**Exercise instructions:**
Reply with nothing except the number of lines that contain the word "title".
┄┄┄┄┄┄
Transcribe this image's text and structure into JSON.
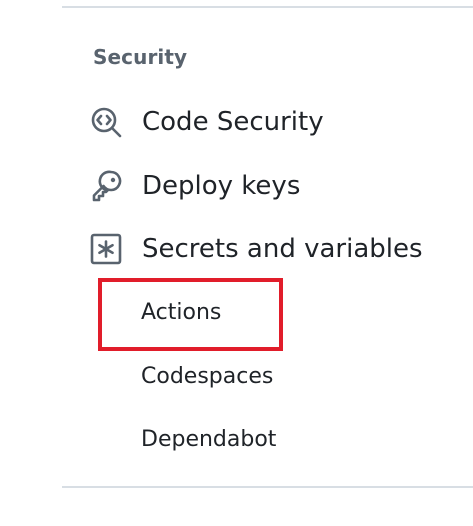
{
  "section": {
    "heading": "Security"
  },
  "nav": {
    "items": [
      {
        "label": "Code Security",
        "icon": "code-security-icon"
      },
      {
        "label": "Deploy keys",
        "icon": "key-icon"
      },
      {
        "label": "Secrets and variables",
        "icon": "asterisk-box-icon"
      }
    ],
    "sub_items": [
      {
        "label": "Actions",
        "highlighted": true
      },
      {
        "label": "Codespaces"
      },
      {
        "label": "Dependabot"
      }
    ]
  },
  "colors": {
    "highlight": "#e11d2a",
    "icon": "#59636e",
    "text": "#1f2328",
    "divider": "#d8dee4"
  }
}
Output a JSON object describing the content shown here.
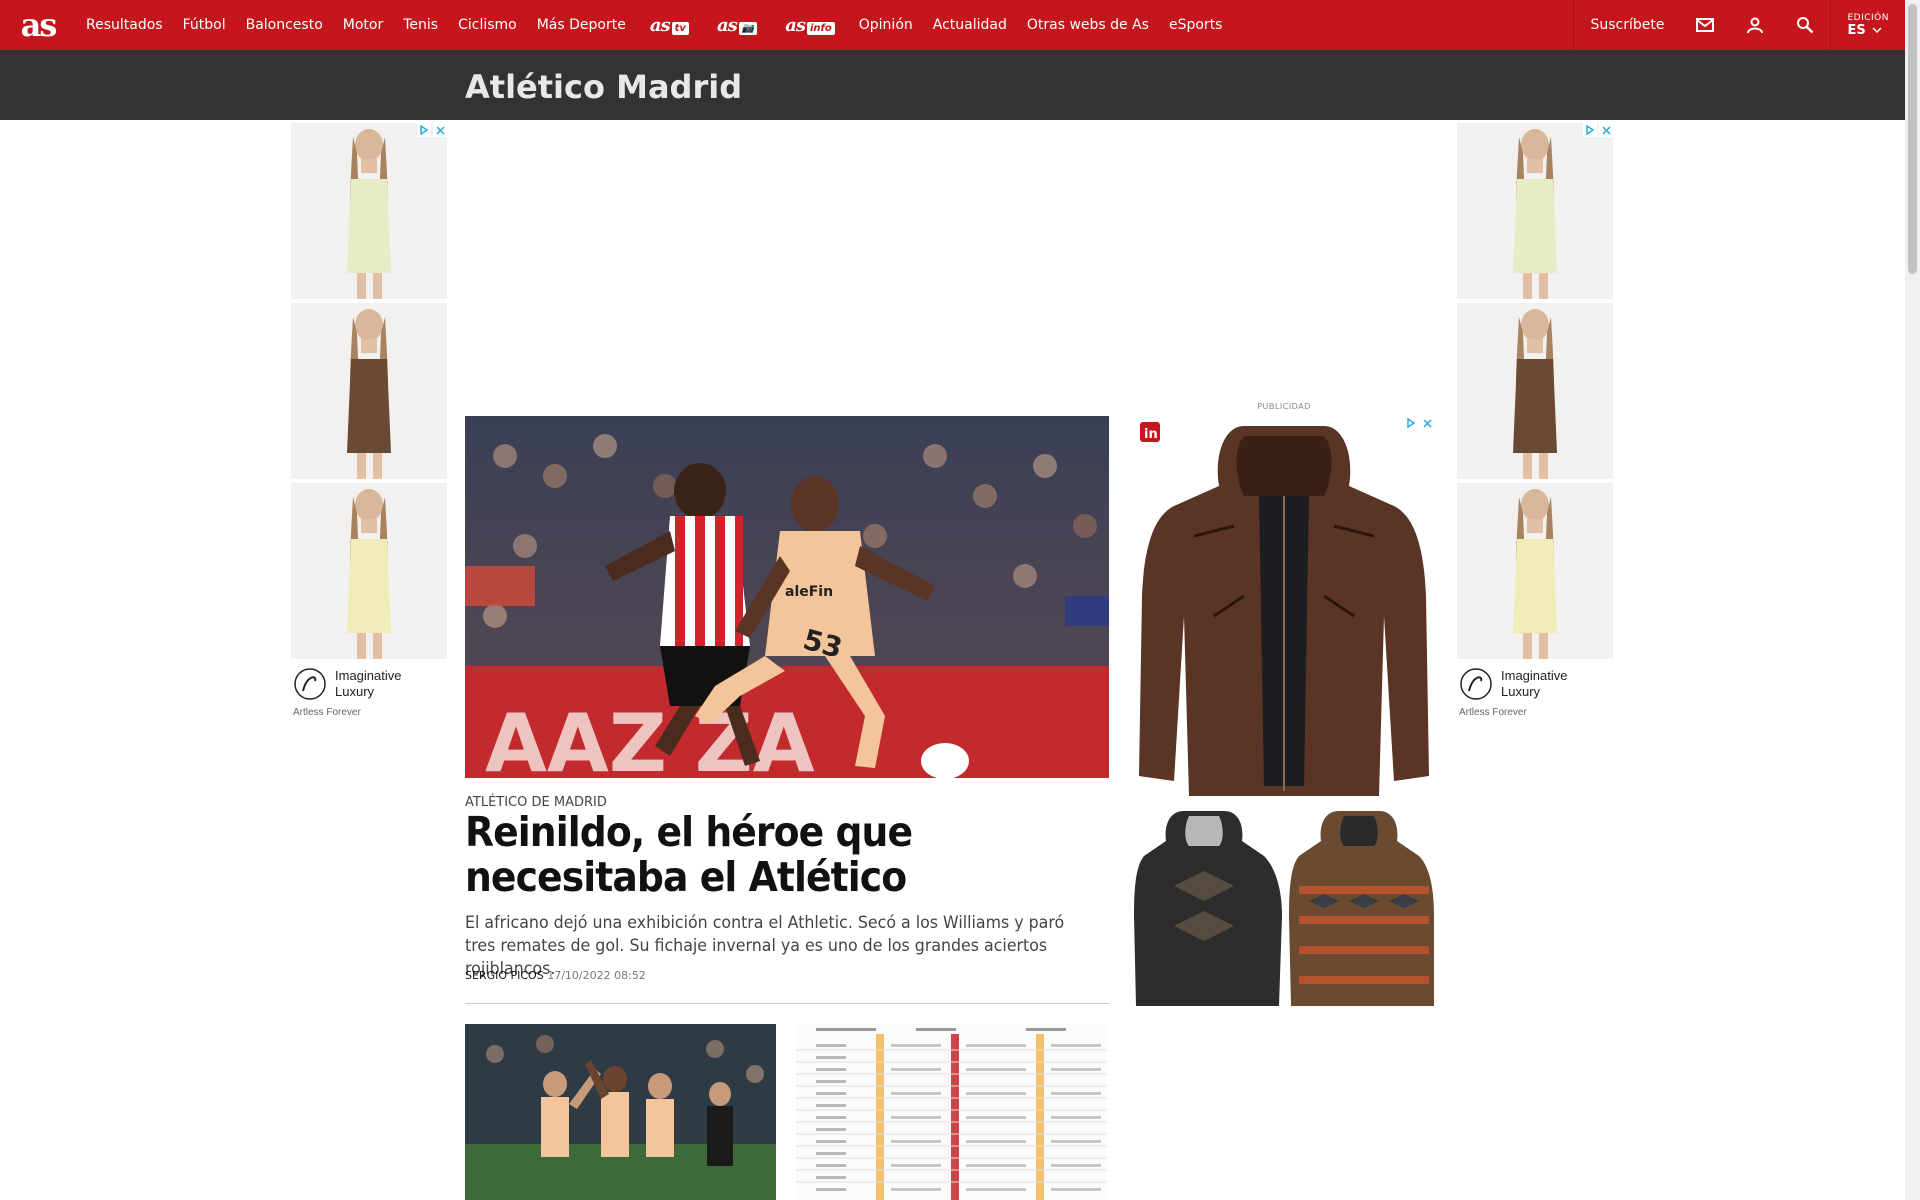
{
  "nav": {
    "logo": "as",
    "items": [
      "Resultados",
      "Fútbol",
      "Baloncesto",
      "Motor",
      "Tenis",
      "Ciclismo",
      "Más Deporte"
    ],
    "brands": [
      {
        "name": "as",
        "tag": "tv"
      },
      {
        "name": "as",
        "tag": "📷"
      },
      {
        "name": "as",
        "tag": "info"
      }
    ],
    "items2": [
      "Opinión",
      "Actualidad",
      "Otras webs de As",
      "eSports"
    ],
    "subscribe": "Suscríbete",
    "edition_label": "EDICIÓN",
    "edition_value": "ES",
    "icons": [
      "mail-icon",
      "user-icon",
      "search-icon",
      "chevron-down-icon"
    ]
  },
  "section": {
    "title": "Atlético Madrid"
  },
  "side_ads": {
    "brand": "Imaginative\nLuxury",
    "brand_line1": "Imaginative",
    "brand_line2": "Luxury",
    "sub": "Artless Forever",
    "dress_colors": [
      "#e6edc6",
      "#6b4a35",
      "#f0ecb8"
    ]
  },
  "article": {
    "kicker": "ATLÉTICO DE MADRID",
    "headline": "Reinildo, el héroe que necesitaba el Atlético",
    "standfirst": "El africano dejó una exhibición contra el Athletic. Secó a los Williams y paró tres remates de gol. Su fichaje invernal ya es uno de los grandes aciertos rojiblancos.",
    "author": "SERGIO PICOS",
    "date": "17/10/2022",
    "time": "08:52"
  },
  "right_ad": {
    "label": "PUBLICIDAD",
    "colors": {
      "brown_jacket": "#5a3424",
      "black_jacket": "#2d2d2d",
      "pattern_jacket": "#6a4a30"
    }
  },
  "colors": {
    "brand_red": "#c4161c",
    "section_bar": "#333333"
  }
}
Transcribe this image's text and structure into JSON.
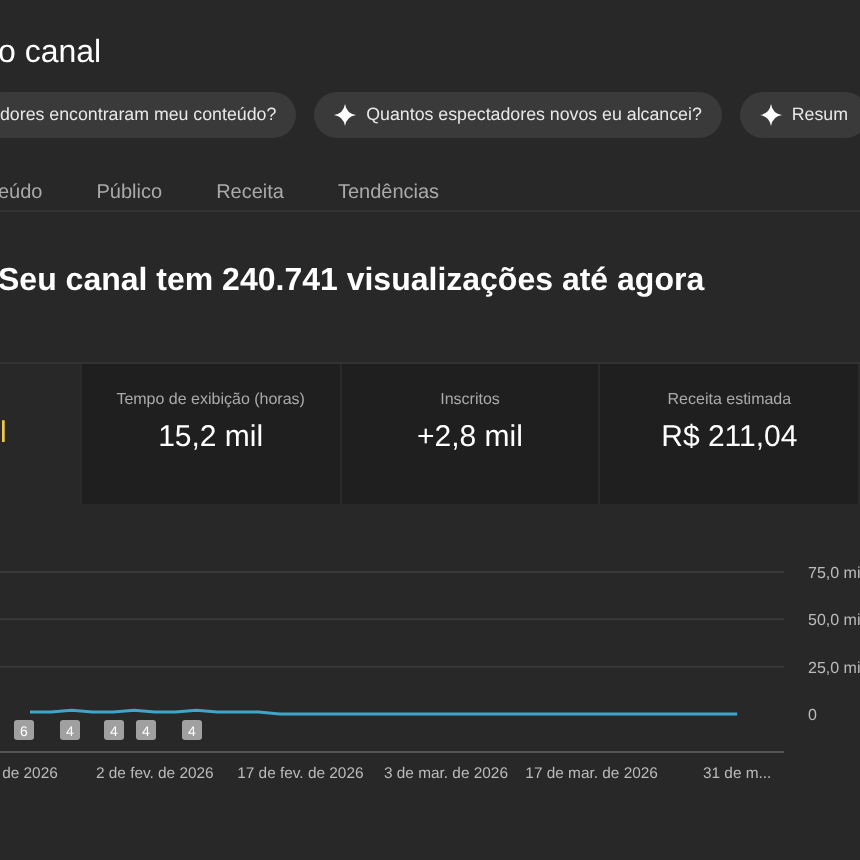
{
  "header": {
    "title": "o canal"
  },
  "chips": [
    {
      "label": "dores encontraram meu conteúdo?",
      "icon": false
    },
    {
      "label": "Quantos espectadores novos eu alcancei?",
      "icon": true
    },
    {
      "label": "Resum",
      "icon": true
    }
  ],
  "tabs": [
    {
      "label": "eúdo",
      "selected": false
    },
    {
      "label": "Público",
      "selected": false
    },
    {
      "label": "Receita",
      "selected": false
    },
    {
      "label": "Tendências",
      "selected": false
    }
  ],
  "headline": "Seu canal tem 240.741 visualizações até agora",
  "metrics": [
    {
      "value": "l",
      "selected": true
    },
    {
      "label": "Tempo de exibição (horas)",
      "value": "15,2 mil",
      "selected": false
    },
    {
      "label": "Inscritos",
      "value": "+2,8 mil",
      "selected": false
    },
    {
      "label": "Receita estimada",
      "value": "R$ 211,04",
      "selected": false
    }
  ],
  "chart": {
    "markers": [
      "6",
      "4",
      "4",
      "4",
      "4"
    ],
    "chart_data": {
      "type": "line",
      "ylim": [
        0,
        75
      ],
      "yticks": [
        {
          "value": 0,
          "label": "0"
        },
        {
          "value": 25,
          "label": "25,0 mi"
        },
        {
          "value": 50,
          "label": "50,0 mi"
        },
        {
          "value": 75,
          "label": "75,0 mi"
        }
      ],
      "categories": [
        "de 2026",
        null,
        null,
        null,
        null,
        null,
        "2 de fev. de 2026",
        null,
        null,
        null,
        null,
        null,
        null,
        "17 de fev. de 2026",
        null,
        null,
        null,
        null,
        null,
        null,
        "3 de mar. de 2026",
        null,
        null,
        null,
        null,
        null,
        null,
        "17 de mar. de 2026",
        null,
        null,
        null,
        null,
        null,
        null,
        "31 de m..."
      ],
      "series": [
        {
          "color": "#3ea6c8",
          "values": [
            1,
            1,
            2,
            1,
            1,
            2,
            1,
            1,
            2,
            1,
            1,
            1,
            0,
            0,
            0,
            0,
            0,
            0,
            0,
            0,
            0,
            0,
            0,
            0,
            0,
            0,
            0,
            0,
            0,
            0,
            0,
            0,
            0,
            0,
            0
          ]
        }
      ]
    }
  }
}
┄┄┄┄┄┄
**Solved exercise:**
2